§ YOUR GOAL
Check each line of the records for "square"; collect those that have it.

§ ROWS
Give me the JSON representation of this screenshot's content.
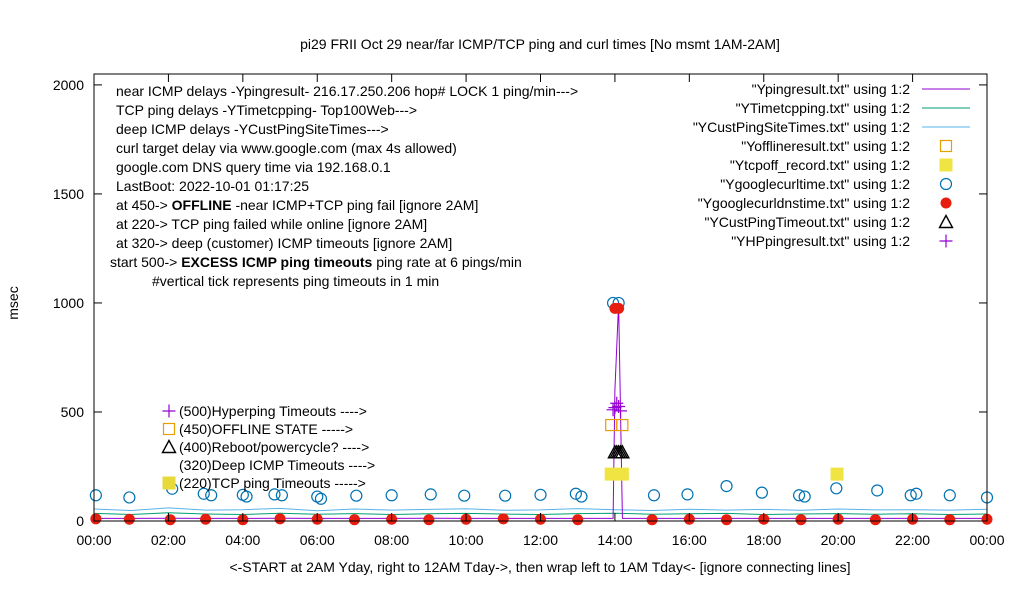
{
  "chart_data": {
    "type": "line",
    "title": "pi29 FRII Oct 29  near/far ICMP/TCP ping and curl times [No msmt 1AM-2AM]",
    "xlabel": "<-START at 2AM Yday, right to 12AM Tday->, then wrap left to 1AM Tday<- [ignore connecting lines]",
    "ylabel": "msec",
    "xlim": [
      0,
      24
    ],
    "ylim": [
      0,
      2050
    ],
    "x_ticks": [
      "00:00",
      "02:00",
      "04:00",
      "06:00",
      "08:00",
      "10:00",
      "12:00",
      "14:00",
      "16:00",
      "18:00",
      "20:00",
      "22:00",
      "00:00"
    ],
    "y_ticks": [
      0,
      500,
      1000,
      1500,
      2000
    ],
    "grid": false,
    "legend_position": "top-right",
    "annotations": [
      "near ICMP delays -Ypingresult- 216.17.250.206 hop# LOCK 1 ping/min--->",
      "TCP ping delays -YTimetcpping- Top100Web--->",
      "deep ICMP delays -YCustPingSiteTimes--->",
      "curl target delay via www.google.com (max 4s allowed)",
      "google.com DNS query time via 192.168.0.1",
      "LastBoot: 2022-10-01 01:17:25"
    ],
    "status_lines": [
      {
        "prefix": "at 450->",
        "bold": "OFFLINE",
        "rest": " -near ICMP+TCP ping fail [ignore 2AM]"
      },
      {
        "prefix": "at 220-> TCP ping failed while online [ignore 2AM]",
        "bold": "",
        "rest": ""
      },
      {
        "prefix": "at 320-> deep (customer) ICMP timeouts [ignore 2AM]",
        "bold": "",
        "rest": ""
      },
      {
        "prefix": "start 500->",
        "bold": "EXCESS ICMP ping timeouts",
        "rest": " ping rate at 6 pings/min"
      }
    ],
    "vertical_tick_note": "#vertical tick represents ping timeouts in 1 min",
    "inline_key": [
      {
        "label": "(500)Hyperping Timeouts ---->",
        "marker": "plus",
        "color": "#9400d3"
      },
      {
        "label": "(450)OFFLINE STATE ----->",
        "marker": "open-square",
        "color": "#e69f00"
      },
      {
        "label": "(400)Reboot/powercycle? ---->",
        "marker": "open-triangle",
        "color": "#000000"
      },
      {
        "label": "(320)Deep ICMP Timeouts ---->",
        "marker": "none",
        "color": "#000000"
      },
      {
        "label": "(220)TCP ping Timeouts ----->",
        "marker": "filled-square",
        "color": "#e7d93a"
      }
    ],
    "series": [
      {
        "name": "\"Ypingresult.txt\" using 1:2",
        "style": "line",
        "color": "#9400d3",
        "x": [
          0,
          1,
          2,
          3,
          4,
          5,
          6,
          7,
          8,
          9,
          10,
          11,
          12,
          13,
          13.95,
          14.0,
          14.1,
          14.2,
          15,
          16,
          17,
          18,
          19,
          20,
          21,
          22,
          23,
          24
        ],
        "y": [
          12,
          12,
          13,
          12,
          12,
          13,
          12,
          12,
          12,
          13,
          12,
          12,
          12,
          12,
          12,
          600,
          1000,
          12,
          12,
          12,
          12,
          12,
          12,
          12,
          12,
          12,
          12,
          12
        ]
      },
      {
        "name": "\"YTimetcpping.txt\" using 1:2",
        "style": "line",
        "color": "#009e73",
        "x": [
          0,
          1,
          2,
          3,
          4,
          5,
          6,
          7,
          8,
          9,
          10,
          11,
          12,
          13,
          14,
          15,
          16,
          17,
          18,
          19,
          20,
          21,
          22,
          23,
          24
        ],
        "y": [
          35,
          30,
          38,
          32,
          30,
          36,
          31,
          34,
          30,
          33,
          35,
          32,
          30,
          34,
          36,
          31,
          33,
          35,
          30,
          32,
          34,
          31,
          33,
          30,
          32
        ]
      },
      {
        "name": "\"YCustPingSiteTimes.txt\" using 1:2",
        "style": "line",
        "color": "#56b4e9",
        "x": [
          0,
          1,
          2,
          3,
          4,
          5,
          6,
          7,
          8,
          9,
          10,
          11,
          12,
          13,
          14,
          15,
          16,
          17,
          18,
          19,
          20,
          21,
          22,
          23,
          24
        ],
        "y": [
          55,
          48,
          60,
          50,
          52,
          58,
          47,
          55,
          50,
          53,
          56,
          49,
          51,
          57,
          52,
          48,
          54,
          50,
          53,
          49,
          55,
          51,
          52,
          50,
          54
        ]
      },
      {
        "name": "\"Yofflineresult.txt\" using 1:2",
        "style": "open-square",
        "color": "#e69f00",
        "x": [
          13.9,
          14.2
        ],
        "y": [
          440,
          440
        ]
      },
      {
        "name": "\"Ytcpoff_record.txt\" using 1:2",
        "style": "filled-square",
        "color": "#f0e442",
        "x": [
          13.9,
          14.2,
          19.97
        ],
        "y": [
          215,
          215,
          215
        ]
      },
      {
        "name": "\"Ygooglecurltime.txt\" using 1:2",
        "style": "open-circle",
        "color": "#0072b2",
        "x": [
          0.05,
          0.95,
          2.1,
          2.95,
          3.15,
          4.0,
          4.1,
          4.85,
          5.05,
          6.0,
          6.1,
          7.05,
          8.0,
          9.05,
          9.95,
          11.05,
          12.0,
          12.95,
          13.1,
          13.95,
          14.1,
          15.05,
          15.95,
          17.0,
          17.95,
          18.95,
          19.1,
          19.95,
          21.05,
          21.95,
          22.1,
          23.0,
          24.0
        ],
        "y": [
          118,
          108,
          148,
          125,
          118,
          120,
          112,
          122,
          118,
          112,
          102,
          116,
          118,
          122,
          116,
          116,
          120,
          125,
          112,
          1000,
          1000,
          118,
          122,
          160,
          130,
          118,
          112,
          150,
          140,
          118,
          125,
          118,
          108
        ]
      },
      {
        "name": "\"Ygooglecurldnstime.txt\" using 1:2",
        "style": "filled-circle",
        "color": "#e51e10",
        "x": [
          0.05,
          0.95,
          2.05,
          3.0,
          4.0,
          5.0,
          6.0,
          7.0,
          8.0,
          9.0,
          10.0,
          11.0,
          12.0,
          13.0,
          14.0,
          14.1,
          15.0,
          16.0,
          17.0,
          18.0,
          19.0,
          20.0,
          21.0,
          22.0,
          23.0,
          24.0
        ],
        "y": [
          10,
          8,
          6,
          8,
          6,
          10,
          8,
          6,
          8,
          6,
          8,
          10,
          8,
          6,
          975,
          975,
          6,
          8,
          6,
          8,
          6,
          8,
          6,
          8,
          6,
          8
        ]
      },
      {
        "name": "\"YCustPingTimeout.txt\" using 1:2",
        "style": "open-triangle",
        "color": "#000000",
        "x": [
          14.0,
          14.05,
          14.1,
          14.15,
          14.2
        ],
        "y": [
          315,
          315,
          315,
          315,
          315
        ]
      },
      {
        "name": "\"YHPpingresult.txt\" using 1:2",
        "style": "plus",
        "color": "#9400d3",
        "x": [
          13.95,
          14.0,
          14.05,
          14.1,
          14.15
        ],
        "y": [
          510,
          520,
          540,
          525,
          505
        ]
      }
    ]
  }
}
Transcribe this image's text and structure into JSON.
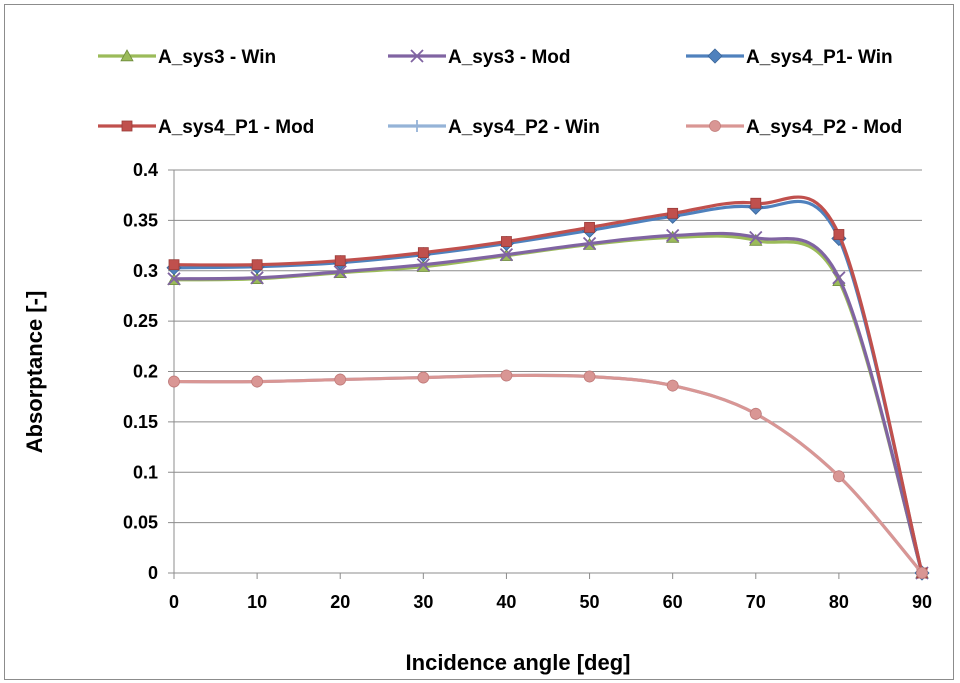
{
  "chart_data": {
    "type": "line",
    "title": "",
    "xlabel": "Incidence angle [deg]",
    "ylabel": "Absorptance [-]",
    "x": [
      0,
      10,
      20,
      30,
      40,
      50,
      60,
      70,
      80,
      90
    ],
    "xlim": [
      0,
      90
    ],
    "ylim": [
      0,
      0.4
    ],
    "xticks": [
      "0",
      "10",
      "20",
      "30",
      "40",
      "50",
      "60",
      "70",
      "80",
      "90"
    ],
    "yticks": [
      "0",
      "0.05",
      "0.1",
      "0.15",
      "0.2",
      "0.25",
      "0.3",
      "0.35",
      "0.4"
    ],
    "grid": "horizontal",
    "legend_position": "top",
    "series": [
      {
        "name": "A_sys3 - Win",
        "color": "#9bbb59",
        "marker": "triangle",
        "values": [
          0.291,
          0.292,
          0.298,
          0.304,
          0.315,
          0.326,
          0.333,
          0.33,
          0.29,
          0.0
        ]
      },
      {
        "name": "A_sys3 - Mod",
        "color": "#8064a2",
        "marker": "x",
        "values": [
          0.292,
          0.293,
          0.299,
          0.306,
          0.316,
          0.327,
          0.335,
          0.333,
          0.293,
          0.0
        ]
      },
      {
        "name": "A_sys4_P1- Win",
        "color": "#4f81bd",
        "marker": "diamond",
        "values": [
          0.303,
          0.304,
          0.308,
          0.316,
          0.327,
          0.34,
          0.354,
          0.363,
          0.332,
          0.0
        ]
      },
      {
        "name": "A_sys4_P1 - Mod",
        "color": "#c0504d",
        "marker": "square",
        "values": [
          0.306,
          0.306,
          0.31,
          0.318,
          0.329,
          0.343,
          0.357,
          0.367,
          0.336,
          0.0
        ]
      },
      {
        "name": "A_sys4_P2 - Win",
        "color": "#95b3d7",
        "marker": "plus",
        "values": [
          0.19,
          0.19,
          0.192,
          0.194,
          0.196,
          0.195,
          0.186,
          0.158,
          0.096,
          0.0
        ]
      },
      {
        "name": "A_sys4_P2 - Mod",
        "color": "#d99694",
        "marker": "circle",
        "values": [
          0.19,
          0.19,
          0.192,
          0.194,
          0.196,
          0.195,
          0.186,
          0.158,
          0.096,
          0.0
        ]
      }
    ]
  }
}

§ TASK RESPONSE
        "marker": "open-square",
        "marker": "filled-square",
        "style": "open-square",
        "style": "filled-square",
        "marker": "square",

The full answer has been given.